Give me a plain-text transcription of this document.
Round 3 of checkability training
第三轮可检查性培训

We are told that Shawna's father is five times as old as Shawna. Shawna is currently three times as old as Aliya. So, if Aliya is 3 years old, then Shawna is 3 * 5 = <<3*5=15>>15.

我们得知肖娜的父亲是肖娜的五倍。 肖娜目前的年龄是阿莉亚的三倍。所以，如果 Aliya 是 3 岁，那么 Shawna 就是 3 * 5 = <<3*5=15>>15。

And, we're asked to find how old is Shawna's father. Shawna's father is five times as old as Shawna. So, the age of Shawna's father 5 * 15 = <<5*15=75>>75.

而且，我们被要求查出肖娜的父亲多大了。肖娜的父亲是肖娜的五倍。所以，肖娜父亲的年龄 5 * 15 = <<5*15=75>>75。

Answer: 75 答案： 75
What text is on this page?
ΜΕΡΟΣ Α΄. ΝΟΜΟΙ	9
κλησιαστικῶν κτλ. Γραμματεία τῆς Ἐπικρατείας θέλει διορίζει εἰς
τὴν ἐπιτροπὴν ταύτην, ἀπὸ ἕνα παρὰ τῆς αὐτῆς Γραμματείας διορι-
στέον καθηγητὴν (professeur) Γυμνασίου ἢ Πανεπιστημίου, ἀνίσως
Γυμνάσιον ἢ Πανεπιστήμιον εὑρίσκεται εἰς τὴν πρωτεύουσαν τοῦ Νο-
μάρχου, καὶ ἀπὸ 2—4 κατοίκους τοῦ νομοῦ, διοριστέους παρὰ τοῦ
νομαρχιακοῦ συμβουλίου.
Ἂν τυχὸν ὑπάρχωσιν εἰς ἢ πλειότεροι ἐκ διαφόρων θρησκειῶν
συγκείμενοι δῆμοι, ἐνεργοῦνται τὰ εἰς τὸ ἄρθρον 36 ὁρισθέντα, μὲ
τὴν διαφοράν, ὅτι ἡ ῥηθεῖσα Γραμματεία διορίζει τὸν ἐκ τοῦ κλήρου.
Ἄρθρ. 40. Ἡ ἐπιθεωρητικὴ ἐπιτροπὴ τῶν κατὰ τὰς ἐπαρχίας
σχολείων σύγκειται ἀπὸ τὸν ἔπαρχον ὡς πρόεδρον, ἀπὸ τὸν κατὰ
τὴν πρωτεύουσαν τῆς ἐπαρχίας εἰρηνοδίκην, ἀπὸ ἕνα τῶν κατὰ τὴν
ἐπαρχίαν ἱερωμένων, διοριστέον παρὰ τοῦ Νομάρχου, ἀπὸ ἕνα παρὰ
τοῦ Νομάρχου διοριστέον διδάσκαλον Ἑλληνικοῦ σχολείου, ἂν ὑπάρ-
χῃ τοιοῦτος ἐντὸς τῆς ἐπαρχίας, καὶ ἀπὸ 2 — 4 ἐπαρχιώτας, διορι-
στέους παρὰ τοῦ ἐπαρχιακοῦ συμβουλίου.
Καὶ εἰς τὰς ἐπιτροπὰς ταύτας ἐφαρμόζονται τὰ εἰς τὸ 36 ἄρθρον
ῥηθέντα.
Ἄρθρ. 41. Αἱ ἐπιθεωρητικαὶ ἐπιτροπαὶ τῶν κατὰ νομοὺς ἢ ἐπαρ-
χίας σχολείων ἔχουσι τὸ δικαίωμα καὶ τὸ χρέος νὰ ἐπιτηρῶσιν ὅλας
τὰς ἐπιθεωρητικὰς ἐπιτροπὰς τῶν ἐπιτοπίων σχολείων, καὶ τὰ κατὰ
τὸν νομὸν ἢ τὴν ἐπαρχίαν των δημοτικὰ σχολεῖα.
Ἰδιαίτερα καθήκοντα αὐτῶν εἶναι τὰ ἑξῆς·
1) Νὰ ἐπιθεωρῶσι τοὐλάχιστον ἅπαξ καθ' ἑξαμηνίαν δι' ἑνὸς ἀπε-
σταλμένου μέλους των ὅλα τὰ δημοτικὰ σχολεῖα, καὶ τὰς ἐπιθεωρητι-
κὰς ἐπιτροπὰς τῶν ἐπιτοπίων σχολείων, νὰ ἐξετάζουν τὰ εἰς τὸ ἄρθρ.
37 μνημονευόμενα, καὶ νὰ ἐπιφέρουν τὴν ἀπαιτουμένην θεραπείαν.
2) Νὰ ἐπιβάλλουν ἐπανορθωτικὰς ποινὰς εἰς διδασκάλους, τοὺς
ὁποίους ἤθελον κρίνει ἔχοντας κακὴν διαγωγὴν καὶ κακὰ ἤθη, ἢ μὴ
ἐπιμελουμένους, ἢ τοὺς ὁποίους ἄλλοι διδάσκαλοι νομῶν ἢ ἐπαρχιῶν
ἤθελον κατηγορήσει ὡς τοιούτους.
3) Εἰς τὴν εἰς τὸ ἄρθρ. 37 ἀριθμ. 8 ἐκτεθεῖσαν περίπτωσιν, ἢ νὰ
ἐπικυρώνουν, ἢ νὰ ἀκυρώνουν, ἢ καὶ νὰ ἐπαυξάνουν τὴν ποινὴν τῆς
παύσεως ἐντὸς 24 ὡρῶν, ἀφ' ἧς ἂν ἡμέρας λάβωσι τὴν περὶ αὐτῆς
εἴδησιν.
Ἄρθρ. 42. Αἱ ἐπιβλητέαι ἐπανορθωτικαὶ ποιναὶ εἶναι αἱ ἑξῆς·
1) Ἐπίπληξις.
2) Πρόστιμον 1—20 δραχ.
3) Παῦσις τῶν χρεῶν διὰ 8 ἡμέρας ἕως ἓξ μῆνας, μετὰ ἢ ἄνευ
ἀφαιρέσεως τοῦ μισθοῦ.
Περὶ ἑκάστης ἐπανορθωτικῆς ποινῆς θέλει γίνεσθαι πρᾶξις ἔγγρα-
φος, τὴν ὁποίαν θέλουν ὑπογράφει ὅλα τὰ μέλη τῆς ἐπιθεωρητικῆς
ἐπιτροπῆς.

=-=-=

- [Set exercise] Find each line holding the word "five" and copy it.

- [Answer to the task]
We are told that Shawna's father is five times as old as Shawna. Shawna is currently three times as old as Aliya. So, if Aliya is 3 years old, then Shawna is 3 * 5 = <<3*5=15>>15.
And, we're asked to find how old is Shawna's father. Shawna's father is five times as old as Shawna. So, the age of Shawna's father 5 * 15 = <<5*15=75>>75.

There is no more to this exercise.